(Recorded data)
* * * * *

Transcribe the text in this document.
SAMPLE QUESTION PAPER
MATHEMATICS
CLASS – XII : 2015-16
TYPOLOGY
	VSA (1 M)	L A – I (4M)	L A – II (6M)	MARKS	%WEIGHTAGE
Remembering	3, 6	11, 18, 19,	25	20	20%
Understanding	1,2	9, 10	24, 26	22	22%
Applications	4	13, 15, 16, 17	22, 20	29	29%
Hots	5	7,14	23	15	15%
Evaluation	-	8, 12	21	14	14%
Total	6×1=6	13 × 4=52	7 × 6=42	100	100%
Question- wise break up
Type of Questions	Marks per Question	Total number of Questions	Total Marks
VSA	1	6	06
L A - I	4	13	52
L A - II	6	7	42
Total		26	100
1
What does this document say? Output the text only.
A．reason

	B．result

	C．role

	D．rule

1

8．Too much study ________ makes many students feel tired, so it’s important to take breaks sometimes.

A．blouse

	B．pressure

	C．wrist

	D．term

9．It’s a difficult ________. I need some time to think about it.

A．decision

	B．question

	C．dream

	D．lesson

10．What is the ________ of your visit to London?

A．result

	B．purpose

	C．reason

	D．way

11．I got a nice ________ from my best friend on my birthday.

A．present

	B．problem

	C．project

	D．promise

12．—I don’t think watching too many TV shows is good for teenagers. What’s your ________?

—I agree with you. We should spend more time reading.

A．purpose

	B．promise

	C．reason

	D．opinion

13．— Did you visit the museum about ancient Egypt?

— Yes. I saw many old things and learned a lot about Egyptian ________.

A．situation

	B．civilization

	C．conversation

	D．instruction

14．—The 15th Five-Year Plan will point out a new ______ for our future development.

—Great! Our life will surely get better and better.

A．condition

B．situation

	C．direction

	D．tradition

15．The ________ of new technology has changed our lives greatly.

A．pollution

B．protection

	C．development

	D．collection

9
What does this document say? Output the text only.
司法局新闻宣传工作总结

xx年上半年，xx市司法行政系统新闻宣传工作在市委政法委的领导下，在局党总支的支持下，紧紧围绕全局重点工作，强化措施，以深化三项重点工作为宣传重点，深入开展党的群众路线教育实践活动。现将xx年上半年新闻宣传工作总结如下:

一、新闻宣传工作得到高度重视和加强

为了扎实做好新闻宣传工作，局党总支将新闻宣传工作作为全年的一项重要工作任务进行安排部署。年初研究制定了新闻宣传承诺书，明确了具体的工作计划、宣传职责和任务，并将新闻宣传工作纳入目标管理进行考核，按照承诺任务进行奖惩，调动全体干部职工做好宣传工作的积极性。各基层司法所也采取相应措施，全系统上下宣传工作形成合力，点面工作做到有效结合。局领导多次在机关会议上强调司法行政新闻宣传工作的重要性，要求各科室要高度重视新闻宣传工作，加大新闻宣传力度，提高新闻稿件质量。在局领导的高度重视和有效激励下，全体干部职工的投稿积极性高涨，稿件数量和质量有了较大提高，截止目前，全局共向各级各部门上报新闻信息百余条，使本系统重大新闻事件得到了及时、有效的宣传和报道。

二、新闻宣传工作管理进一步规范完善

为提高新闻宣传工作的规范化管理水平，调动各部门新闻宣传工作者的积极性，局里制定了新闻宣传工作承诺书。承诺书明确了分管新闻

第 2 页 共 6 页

* * * * *

§ WHAT TO PRODUCE
All of the records must be repeated exactly.

§ RESULT BELOW
Transcribe the text in this document.
SAMPLE QUESTION PAPER
MATHEMATICS
CLASS – XII : 2015-16
TYPOLOGY
	VSA (1 M)	L A – I (4M)	L A – II (6M)	MARKS	%WEIGHTAGE
Remembering	3, 6	11, 18, 19,	25	20	20%
Understanding	1,2	9, 10	24, 26	22	22%
Applications	4	13, 15, 16, 17	22, 20	29	29%
Hots	5	7,14	23	15	15%
Evaluation	-	8, 12	21	14	14%
Total	6×1=6	13 × 4=52	7 × 6=42	100	100%
Question- wise break up
Type of Questions	Marks per Question	Total number of Questions	Total Marks
VSA	1	6	06
L A - I	4	13	52
L A - II	6	7	42
Total		26	100
1
What does this document say? Output the text only.
A．reason

	B．result

	C．role

	D．rule

1

8．Too much study ________ makes many students feel tired, so it’s important to take breaks sometimes.

A．blouse

	B．pressure

	C．wrist

	D．term

9．It’s a difficult ________. I need some time to think about it.

A．decision

	B．question

	C．dream

	D．lesson

10．What is the ________ of your visit to London?

A．result

	B．purpose

	C．reason

	D．way

11．I got a nice ________ from my best friend on my birthday.

A．present

	B．problem

	C．project

	D．promise

12．—I don’t think watching too many TV shows is good for teenagers. What’s your ________?

—I agree with you. We should spend more time reading.

A．purpose

	B．promise

	C．reason

	D．opinion

13．— Did you visit the museum about ancient Egypt?

— Yes. I saw many old things and learned a lot about Egyptian ________.

A．situation

	B．civilization

	C．conversation

	D．instruction

14．—The 15th Five-Year Plan will point out a new ______ for our future development.

—Great! Our life will surely get better and better.

A．condition

B．situation

	C．direction

	D．tradition

15．The ________ of new technology has changed our lives greatly.

A．pollution

B．protection

	C．development

	D．collection

9
What does this document say? Output the text only.
司法局新闻宣传工作总结

xx年上半年，xx市司法行政系统新闻宣传工作在市委政法委的领导下，在局党总支的支持下，紧紧围绕全局重点工作，强化措施，以深化三项重点工作为宣传重点，深入开展党的群众路线教育实践活动。现将xx年上半年新闻宣传工作总结如下:

一、新闻宣传工作得到高度重视和加强

为了扎实做好新闻宣传工作，局党总支将新闻宣传工作作为全年的一项重要工作任务进行安排部署。年初研究制定了新闻宣传承诺书，明确了具体的工作计划、宣传职责和任务，并将新闻宣传工作纳入目标管理进行考核，按照承诺任务进行奖惩，调动全体干部职工做好宣传工作的积极性。各基层司法所也采取相应措施，全系统上下宣传工作形成合力，点面工作做到有效结合。局领导多次在机关会议上强调司法行政新闻宣传工作的重要性，要求各科室要高度重视新闻宣传工作，加大新闻宣传力度，提高新闻稿件质量。在局领导的高度重视和有效激励下，全体干部职工的投稿积极性高涨，稿件数量和质量有了较大提高，截止目前，全局共向各级各部门上报新闻信息百余条，使本系统重大新闻事件得到了及时、有效的宣传和报道。

二、新闻宣传工作管理进一步规范完善

为提高新闻宣传工作的规范化管理水平，调动各部门新闻宣传工作者的积极性，局里制定了新闻宣传工作承诺书。承诺书明确了分管新闻

第 2 页 共 6 页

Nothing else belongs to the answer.